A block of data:
# # # #
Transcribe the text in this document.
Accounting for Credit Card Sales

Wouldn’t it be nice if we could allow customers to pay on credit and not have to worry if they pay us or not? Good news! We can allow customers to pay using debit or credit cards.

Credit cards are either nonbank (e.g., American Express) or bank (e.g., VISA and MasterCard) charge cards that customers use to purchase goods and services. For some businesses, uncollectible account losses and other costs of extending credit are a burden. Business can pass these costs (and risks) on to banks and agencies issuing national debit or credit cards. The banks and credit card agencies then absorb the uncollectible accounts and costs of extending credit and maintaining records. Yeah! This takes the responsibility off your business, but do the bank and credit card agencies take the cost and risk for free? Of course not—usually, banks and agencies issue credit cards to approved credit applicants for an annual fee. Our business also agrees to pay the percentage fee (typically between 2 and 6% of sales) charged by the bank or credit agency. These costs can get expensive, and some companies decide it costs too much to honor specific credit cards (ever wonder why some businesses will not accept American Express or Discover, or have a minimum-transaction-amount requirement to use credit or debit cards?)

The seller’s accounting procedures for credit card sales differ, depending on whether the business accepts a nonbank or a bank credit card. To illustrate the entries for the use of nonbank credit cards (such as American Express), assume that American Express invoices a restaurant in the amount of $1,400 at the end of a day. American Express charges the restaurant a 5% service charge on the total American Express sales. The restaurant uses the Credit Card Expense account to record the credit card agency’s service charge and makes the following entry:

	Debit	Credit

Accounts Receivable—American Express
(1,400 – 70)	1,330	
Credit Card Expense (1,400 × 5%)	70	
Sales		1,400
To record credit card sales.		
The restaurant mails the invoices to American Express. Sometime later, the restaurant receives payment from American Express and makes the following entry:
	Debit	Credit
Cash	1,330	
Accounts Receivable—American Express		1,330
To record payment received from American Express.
# # # #
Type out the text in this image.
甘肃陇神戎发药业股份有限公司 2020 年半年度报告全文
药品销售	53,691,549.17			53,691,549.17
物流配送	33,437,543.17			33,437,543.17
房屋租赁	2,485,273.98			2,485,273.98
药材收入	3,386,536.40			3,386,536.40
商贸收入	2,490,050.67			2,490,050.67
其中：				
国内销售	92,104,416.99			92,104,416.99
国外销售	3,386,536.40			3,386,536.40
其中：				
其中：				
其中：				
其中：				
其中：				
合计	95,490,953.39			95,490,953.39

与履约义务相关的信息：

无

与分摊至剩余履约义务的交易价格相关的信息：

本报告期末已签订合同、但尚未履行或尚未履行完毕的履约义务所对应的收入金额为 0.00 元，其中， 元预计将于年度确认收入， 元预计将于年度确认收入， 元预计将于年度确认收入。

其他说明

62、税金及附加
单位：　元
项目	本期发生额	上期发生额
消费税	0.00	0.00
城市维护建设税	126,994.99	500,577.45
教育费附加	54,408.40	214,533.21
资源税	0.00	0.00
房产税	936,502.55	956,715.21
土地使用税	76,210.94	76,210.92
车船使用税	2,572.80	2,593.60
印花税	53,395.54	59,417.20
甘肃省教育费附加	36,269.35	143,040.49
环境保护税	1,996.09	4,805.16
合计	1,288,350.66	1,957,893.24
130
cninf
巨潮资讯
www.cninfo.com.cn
# # # #
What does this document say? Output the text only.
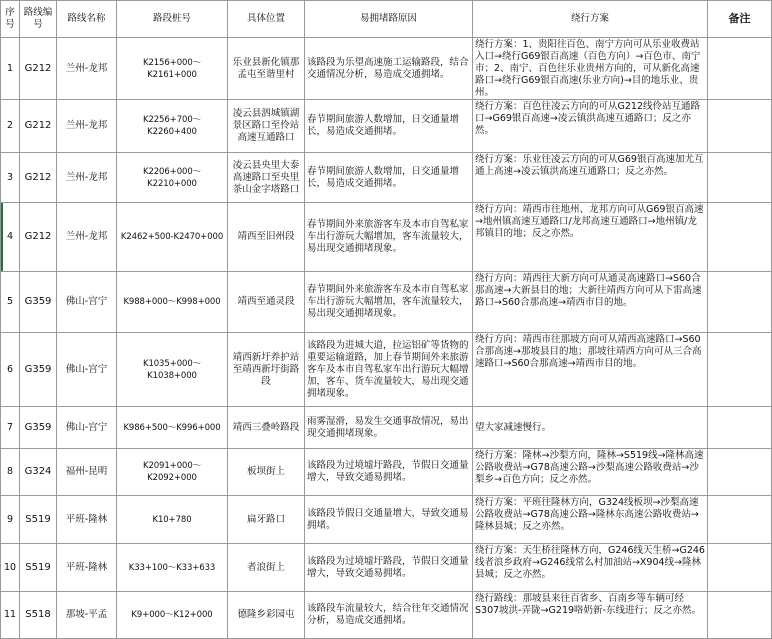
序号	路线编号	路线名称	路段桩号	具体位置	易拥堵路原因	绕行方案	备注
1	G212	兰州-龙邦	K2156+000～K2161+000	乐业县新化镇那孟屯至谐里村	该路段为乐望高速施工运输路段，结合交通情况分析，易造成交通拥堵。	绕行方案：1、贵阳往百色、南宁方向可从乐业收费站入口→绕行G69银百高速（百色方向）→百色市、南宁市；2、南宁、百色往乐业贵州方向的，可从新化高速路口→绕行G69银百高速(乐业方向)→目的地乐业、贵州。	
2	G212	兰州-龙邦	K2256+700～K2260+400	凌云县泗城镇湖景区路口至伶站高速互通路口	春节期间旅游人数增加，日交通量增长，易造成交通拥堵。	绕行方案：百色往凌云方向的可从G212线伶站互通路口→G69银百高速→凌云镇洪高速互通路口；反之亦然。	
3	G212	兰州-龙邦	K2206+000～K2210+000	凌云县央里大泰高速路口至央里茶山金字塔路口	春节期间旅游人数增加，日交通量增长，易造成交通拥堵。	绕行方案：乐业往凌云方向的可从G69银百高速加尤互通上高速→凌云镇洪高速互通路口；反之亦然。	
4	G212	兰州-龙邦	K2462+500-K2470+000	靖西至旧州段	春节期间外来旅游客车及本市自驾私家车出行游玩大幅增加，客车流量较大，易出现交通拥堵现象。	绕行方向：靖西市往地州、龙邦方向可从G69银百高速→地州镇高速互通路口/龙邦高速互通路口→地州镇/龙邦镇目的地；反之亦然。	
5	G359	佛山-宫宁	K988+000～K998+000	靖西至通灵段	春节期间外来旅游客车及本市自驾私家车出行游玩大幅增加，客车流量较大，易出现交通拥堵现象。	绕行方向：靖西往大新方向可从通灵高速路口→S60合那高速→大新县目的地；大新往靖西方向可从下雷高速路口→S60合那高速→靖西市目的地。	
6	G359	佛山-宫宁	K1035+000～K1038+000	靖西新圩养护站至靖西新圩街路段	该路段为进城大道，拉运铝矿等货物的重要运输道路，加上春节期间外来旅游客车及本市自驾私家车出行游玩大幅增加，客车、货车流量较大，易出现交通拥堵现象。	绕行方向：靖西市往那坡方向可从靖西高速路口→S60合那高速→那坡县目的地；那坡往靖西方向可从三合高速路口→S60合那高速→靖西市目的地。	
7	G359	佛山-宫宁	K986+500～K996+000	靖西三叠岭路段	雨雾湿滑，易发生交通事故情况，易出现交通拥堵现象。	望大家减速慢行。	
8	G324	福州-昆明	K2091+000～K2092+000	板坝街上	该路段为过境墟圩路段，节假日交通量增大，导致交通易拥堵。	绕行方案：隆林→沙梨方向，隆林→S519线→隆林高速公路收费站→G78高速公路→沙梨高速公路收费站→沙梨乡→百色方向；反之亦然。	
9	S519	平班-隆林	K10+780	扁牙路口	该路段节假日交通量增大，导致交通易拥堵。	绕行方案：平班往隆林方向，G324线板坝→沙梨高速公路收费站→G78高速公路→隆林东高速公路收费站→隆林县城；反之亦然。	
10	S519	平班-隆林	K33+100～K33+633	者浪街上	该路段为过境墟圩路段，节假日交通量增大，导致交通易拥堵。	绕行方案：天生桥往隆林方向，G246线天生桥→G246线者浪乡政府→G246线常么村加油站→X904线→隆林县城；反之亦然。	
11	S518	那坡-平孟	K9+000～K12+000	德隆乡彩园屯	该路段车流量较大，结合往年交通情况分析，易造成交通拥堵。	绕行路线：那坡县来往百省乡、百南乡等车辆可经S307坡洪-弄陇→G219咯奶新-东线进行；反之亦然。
# # # #
> **Work required**: Look through the data above. Copy every line with the string "凌云镇洪高速互通路口" in it.

> **Solution to this task**:
2	G212	兰州-龙邦	K2256+700～K2260+400	凌云县泗城镇湖景区路口至伶站高速互通路口	春节期间旅游人数增加，日交通量增长，易造成交通拥堵。	绕行方案：百色往凌云方向的可从G212线伶站互通路口→G69银百高速→凌云镇洪高速互通路口；反之亦然。	
3	G212	兰州-龙邦	K2206+000～K2210+000	凌云县央里大泰高速路口至央里茶山金字塔路口	春节期间旅游人数增加，日交通量增长，易造成交通拥堵。	绕行方案：乐业往凌云方向的可从G69银百高速加尤互通上高速→凌云镇洪高速互通路口；反之亦然。	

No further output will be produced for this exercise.